**PROBLEM TO WORK ON**
Search the listing for the string "南圩嘉园一期" and copy every line that contains it.

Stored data

▼▼▼

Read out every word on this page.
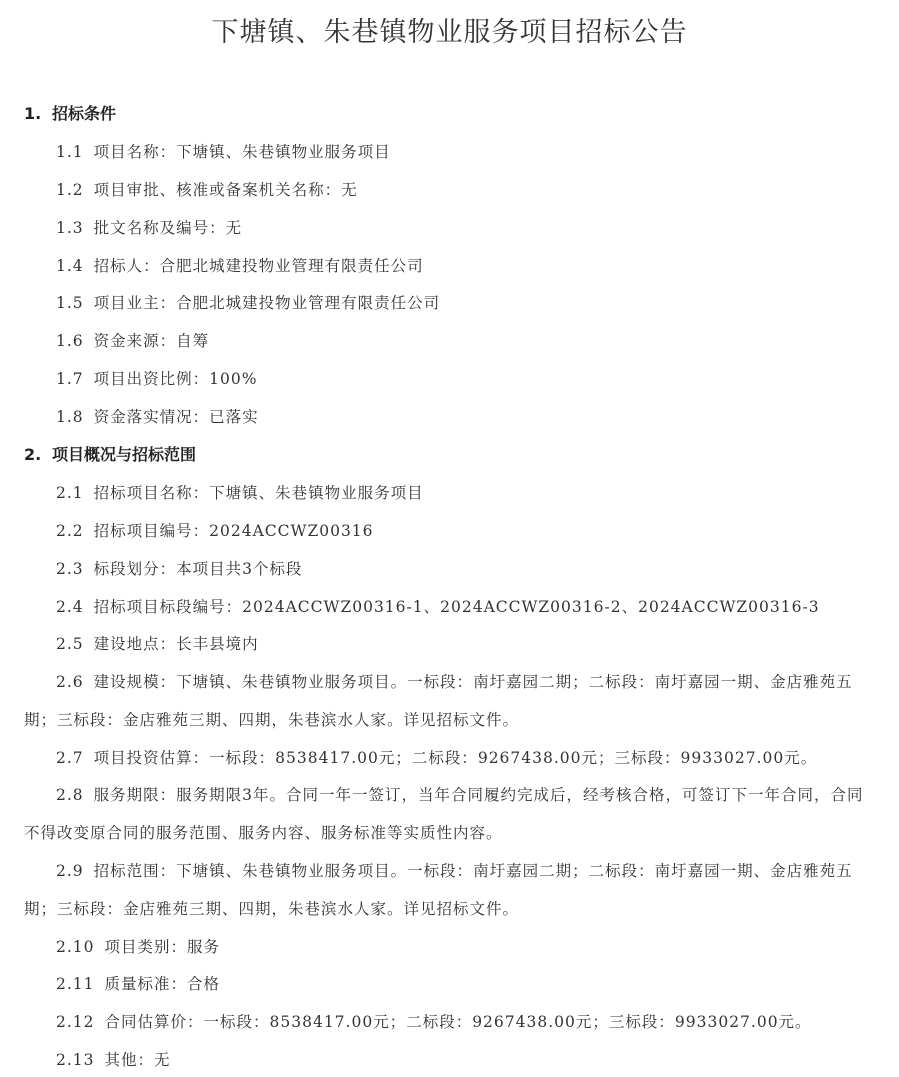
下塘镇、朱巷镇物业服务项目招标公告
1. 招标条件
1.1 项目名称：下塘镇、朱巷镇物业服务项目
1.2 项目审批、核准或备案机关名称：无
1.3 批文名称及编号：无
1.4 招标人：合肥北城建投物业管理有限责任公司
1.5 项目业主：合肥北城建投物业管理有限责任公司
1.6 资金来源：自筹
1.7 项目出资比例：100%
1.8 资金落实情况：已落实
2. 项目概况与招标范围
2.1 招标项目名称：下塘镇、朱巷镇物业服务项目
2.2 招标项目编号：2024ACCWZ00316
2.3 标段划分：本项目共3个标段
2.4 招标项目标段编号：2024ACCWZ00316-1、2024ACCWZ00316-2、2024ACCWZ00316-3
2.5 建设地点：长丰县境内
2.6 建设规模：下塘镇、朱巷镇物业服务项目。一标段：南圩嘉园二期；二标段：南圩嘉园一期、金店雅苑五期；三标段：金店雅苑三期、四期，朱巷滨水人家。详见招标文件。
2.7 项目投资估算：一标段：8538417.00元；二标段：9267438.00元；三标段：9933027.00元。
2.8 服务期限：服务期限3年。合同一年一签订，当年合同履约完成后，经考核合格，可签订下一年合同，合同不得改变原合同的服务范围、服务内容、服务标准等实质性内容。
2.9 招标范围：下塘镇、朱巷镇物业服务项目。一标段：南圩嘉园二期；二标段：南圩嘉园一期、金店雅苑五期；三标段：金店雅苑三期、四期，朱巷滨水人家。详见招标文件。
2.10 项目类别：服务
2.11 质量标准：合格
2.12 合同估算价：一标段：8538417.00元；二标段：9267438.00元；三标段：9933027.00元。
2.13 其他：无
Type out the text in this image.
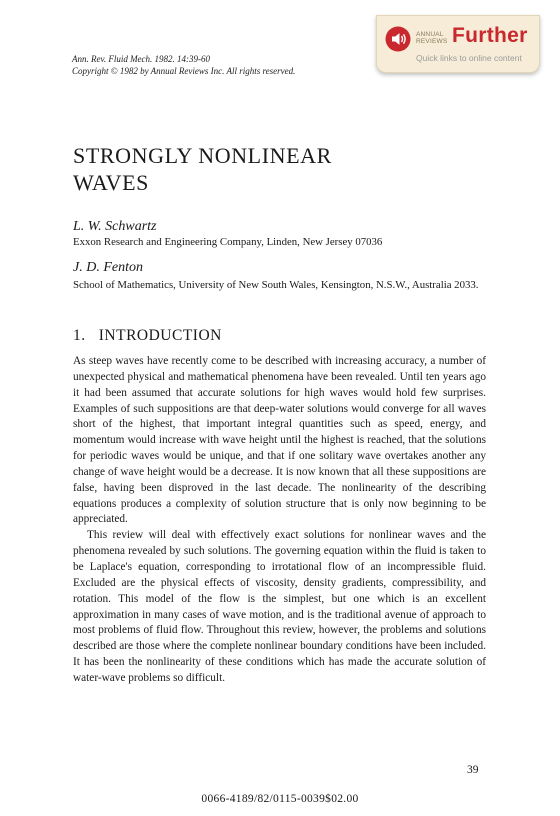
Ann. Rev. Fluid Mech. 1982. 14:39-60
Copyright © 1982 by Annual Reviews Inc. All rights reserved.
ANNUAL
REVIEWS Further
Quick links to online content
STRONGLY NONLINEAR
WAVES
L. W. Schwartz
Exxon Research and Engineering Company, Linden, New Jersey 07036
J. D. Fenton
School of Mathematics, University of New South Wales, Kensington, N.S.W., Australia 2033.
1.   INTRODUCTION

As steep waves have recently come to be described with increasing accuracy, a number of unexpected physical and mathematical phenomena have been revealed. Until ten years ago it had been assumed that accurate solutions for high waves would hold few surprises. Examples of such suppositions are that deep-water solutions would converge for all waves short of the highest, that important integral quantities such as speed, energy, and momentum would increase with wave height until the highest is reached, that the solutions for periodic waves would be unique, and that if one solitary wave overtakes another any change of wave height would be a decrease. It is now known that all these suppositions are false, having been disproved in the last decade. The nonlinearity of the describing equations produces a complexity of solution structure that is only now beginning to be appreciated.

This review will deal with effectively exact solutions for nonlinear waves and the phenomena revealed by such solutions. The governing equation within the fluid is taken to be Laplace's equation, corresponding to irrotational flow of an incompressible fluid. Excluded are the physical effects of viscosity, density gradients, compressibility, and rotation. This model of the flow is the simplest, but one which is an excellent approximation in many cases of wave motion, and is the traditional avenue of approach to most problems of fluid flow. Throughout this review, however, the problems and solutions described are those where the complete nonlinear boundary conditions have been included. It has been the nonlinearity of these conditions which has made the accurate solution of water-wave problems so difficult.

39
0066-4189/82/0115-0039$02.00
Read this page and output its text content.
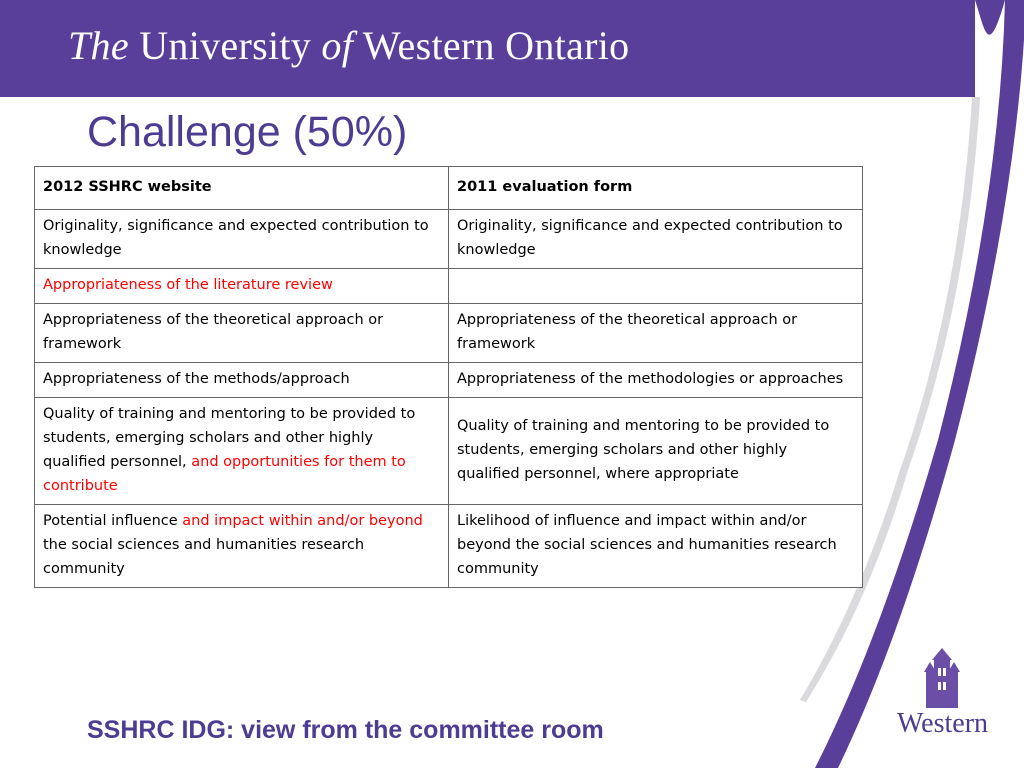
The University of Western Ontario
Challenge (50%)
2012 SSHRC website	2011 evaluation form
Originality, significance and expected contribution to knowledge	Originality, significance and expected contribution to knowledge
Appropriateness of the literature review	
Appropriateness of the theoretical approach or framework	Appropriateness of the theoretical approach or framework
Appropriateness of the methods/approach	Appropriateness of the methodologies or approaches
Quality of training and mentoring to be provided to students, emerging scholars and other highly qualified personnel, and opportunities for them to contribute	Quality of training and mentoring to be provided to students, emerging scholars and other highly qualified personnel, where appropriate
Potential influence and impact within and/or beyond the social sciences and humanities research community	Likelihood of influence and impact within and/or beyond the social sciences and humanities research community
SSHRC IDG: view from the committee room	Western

▲▲▲
▼▼▼

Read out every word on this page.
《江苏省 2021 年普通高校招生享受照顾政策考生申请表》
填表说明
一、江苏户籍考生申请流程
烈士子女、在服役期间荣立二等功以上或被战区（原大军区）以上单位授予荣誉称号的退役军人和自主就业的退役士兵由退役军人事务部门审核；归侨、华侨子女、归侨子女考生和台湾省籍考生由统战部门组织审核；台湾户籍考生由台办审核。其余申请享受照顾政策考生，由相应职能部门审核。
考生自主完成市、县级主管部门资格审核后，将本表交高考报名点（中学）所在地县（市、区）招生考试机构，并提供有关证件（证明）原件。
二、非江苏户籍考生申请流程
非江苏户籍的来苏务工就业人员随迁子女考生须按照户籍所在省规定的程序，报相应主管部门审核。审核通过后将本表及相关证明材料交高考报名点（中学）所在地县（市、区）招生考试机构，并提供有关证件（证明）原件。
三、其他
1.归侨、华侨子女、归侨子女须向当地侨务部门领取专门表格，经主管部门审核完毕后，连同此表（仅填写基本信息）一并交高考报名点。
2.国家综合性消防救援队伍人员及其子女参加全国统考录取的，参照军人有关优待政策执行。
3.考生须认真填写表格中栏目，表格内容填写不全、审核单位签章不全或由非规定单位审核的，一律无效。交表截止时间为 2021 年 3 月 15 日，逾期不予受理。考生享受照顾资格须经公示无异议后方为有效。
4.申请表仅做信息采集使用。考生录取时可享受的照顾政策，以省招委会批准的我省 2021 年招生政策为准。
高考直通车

▲▲▲

**RESULT OF THE TASK**
2.6 建设规模：下塘镇、朱巷镇物业服务项目。一标段：南圩嘉园二期；二标段：南圩嘉园一期、金店雅苑五期；三标段：金店雅苑三期、四期，朱巷滨水人家。详见招标文件。
2.9 招标范围：下塘镇、朱巷镇物业服务项目。一标段：南圩嘉园二期；二标段：南圩嘉园一期、金店雅苑五期；三标段：金店雅苑三期、四期，朱巷滨水人家。详见招标文件。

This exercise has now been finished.